◆ **PROBLEM REQUIREMENTS**
Reproduce the part of the text about the Shapely intersection error that starts at "print p1.intersection(p2)" and ends at "a MultiPolygon one.", keeping every character unchanged.

◆ **TEXT SHOWN**
Polygon intersection error in Shapely: "shapely.geos.TopologicalError: The operation 'GEOSIntersection_r' produced a null geometry"

As previously pointed out, p1 is not valid. On plotting it, I noticed a little 'bowtie' at the lower right. I assume you don't need this in your polygon; if not, you can try Shapely's buffer(0) trick (documented in the Shapely Manual) to fix that:

In [382]: p1.is_valid
Out[382]: False

In [383]: p1 = p1.buffer(0)

In [384]: p1.is_valid
Out[384]: True

buffer(0) has the following effect:

Before:

enter image description here

After:

enter image description here

And you can now do this:

print p1.intersection(p2)
POLYGON ((34.9396324323625151 -88.1614025927056559, 34.8937999999999988 -88.1020999999999930, 34.7998910000000024 -88.1137513649788247, 34.7998910000000024 -87.2202139999999986, 34.9994660069532983 -87.2202139999999986, 35.0041000000000011 -88.1954999999999956, 34.9396324323625151 -88.1614025927056559))

Note that I have had some instances (with areas that looked more like "birds' nests" than simple bowties) where this didn't work; check to make sure you get back a single Polygon object and not a MultiPolygon one.


You are getting this exception because p1 is not a valid polygon.

>>> p1.is_valid
False
>>> p2.is_valid
True

The documentation says that:

A valid Polygon may not possess any overlapping exterior or interior rings.

Keep in mind that since the first and last point of your polygons are different shapely is going to append the first point to the end of the list.

>>> list(p1.exterior.coords)

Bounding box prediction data
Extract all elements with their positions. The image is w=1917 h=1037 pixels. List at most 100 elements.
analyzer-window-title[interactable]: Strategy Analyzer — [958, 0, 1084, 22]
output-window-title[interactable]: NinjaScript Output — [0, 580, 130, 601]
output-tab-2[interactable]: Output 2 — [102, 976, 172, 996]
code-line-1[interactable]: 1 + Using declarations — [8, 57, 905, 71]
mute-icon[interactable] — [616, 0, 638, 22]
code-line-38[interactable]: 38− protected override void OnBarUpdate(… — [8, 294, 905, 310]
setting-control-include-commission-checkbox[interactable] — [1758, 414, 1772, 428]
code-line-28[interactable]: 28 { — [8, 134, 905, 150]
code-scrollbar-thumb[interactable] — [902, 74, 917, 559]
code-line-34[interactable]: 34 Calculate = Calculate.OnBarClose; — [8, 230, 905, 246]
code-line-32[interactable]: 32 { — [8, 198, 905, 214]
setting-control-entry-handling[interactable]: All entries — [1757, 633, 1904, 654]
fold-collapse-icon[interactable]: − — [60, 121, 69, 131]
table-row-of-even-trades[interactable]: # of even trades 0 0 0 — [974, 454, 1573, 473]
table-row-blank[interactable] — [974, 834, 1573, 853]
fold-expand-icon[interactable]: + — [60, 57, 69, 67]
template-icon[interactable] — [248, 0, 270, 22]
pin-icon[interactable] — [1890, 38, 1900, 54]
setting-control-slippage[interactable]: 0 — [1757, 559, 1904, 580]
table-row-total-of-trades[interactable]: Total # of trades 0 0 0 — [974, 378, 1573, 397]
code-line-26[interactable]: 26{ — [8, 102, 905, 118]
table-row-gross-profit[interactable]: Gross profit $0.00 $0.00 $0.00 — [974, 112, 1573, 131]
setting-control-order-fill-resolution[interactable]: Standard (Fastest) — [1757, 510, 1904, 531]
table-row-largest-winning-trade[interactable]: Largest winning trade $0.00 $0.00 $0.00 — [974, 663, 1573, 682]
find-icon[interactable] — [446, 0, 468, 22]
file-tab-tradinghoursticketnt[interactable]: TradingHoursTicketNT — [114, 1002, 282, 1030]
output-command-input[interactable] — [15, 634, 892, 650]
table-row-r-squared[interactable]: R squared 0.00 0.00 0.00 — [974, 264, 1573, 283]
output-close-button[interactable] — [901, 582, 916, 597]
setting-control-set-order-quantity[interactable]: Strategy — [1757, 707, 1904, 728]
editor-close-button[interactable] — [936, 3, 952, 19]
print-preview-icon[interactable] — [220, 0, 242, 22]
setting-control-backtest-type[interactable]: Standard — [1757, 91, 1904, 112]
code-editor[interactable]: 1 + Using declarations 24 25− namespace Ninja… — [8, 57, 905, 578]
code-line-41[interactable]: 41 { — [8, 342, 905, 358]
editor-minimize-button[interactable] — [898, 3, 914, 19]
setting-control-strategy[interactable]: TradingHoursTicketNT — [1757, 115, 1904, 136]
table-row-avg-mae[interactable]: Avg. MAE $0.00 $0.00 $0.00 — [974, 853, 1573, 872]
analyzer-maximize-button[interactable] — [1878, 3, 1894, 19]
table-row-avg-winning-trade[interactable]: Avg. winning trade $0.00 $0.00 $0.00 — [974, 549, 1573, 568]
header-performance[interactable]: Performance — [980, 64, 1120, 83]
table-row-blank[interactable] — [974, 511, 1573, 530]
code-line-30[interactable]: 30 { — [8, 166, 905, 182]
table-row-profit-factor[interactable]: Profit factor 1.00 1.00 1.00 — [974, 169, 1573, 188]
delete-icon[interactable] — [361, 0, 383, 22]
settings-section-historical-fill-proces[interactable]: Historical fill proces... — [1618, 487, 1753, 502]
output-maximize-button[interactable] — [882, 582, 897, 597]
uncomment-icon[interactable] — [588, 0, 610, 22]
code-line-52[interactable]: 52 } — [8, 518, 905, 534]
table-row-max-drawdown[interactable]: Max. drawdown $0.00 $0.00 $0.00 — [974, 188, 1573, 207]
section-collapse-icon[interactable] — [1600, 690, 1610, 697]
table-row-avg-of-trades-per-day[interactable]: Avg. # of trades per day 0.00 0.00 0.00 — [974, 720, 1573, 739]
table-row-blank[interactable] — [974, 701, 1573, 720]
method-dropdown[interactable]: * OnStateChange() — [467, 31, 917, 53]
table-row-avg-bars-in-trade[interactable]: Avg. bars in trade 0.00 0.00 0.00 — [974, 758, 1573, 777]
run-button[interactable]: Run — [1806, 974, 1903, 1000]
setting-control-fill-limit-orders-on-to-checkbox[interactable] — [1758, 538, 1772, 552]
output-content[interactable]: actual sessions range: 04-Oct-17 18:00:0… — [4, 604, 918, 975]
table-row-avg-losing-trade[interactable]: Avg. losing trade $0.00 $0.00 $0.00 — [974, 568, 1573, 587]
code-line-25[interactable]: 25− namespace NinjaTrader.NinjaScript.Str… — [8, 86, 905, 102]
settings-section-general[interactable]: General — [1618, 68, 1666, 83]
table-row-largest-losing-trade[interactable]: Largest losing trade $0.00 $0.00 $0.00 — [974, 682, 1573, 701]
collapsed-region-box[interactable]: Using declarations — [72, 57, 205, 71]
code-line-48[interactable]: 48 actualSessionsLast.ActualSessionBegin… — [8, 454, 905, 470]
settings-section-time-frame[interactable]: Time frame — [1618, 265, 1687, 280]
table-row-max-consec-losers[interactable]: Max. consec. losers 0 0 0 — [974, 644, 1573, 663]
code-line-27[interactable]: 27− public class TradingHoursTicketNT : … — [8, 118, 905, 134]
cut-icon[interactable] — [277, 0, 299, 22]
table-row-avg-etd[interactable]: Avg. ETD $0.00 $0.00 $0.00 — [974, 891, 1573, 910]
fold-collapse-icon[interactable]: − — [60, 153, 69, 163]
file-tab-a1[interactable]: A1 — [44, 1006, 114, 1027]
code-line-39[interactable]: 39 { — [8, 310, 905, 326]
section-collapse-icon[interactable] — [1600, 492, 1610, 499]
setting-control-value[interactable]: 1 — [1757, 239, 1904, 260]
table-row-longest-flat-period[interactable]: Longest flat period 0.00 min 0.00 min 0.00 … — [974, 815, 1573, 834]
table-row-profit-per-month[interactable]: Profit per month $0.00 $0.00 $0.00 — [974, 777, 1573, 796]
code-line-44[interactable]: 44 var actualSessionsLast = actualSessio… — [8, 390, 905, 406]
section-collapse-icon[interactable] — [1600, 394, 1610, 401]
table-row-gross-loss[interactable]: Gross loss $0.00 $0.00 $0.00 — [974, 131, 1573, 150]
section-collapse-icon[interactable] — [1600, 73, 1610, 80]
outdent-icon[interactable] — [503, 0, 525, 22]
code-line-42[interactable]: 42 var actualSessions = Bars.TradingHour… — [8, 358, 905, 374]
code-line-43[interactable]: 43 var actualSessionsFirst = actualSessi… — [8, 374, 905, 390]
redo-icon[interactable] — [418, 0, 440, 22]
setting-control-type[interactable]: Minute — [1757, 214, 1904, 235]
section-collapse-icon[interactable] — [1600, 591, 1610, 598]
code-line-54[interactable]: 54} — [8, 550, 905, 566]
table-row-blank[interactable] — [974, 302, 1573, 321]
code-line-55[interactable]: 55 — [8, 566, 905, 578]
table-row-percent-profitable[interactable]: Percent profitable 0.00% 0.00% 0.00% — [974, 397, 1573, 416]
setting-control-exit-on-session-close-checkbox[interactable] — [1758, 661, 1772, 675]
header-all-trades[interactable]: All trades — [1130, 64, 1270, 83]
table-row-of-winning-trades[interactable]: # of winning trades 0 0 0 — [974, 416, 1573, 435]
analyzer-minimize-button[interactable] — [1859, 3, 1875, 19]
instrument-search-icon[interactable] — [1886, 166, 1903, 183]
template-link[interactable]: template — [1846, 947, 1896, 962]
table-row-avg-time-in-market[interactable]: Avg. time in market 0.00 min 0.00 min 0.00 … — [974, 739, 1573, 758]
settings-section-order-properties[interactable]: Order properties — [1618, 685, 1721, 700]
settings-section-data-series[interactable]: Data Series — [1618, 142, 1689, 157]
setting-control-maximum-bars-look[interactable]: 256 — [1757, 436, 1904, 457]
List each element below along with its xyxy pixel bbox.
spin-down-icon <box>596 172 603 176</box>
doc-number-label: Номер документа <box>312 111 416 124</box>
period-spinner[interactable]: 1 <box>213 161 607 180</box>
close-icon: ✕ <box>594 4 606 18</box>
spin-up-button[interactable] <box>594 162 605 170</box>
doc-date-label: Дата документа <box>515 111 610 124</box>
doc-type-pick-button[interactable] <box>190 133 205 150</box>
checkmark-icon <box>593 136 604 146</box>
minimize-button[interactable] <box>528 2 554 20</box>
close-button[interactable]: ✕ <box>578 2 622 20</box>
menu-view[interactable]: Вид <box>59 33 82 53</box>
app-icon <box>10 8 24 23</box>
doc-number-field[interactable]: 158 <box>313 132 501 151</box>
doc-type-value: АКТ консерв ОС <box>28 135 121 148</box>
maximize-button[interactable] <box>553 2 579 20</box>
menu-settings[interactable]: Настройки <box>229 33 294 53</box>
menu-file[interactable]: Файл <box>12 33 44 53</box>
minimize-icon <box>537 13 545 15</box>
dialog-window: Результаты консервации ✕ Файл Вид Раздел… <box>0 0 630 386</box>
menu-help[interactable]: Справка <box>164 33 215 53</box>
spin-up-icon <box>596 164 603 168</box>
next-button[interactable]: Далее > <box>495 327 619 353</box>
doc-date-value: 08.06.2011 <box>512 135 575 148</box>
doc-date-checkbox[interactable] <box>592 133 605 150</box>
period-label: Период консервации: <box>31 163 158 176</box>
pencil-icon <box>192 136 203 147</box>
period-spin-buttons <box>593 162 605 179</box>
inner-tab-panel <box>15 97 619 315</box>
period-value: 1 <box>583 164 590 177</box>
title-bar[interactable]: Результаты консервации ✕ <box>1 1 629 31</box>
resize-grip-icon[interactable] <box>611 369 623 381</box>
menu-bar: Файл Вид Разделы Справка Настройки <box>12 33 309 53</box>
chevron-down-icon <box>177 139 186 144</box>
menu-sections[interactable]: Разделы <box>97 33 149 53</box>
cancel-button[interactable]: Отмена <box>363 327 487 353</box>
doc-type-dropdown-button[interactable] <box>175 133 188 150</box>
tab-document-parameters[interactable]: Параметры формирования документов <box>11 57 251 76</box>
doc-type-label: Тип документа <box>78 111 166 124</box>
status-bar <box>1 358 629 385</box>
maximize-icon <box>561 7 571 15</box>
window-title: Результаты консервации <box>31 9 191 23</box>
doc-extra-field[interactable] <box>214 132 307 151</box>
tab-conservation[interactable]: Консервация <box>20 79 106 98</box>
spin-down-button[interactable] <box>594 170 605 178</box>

◆ **YOUR SOLUTION**
print p1.intersection(p2)
POLYGON ((34.9396324323625151 -88.1614025927056559, 34.8937999999999988 -88.1020999999999930, 34.7998910000000024 -88.1137513649788247, 34.7998910000000024 -87.2202139999999986, 34.9994660069532983 -87.2202139999999986, 35.0041000000000011 -88.1954999999999956, 34.9396324323625151 -88.1614025927056559))

Note that I have had some instances (with areas that looked more like "birds' nests" than simple bowties) where this didn't work; check to make sure you get back a single Polygon object and not a MultiPolygon one.